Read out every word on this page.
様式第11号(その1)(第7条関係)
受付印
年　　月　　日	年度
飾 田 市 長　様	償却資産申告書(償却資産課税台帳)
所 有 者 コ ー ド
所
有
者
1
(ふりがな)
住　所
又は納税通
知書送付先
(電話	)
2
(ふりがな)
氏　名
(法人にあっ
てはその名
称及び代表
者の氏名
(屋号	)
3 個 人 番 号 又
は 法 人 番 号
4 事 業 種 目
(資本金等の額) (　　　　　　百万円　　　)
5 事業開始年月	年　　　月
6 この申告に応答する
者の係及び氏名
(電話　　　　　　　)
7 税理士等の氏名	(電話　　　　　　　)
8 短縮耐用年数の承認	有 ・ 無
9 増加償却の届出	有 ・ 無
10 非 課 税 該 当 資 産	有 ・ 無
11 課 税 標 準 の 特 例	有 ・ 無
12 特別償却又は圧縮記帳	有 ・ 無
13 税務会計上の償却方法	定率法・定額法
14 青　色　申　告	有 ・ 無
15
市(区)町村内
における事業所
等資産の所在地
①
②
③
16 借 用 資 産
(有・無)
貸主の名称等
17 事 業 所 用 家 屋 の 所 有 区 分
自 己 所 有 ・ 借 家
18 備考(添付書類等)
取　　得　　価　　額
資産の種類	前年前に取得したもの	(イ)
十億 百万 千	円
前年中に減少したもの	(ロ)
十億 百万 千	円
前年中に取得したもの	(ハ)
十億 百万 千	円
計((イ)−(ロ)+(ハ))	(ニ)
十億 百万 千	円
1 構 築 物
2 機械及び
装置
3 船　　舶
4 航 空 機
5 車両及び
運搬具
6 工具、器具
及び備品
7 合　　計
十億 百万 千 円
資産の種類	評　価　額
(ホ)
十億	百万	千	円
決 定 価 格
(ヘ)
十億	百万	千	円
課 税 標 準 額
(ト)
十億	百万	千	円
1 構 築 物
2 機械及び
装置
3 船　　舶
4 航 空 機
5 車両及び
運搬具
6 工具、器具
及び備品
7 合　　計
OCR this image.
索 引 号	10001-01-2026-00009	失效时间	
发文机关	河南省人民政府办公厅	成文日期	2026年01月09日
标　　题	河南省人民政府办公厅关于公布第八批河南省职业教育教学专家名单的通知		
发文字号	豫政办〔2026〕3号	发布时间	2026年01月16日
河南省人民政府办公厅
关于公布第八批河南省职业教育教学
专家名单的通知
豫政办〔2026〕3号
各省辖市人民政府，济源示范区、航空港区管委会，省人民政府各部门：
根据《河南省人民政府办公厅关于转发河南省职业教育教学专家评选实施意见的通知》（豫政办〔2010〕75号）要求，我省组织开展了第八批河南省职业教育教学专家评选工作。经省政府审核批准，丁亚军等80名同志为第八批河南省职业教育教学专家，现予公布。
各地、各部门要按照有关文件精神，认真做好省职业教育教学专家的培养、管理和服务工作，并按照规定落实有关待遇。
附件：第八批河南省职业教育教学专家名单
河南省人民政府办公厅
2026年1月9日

———

__WORK TO COMPLETE__
Give the entries again in full, exactly as they are written.

__TASK RESPONSE__
Read out every word on this page.
様式第11号(その1)(第7条関係)
受付印
年　　月　　日	年度
飾 田 市 長　様	償却資産申告書(償却資産課税台帳)
所 有 者 コ ー ド
所
有
者
1
(ふりがな)
住　所
又は納税通
知書送付先
(電話	)
2
(ふりがな)
氏　名
(法人にあっ
てはその名
称及び代表
者の氏名
(屋号	)
3 個 人 番 号 又
は 法 人 番 号
4 事 業 種 目
(資本金等の額) (　　　　　　百万円　　　)
5 事業開始年月	年　　　月
6 この申告に応答する
者の係及び氏名
(電話　　　　　　　)
7 税理士等の氏名	(電話　　　　　　　)
8 短縮耐用年数の承認	有 ・ 無
9 増加償却の届出	有 ・ 無
10 非 課 税 該 当 資 産	有 ・ 無
11 課 税 標 準 の 特 例	有 ・ 無
12 特別償却又は圧縮記帳	有 ・ 無
13 税務会計上の償却方法	定率法・定額法
14 青　色　申　告	有 ・ 無
15
市(区)町村内
における事業所
等資産の所在地
①
②
③
16 借 用 資 産
(有・無)
貸主の名称等
17 事 業 所 用 家 屋 の 所 有 区 分
自 己 所 有 ・ 借 家
18 備考(添付書類等)
取　　得　　価　　額
資産の種類	前年前に取得したもの	(イ)
十億 百万 千	円
前年中に減少したもの	(ロ)
十億 百万 千	円
前年中に取得したもの	(ハ)
十億 百万 千	円
計((イ)−(ロ)+(ハ))	(ニ)
十億 百万 千	円
1 構 築 物
2 機械及び
装置
3 船　　舶
4 航 空 機
5 車両及び
運搬具
6 工具、器具
及び備品
7 合　　計
十億 百万 千 円
資産の種類	評　価　額
(ホ)
十億	百万	千	円
決 定 価 格
(ヘ)
十億	百万	千	円
課 税 標 準 額
(ト)
十億	百万	千	円
1 構 築 物
2 機械及び
装置
3 船　　舶
4 航 空 機
5 車両及び
運搬具
6 工具、器具
及び備品
7 合　　計
OCR this image.
索 引 号	10001-01-2026-00009	失效时间	
发文机关	河南省人民政府办公厅	成文日期	2026年01月09日
标　　题	河南省人民政府办公厅关于公布第八批河南省职业教育教学专家名单的通知		
发文字号	豫政办〔2026〕3号	发布时间	2026年01月16日
河南省人民政府办公厅
关于公布第八批河南省职业教育教学
专家名单的通知
豫政办〔2026〕3号
各省辖市人民政府，济源示范区、航空港区管委会，省人民政府各部门：
根据《河南省人民政府办公厅关于转发河南省职业教育教学专家评选实施意见的通知》（豫政办〔2010〕75号）要求，我省组织开展了第八批河南省职业教育教学专家评选工作。经省政府审核批准，丁亚军等80名同志为第八批河南省职业教育教学专家，现予公布。
各地、各部门要按照有关文件精神，认真做好省职业教育教学专家的培养、管理和服务工作，并按照规定落实有关待遇。
附件：第八批河南省职业教育教学专家名单
河南省人民政府办公厅
2026年1月9日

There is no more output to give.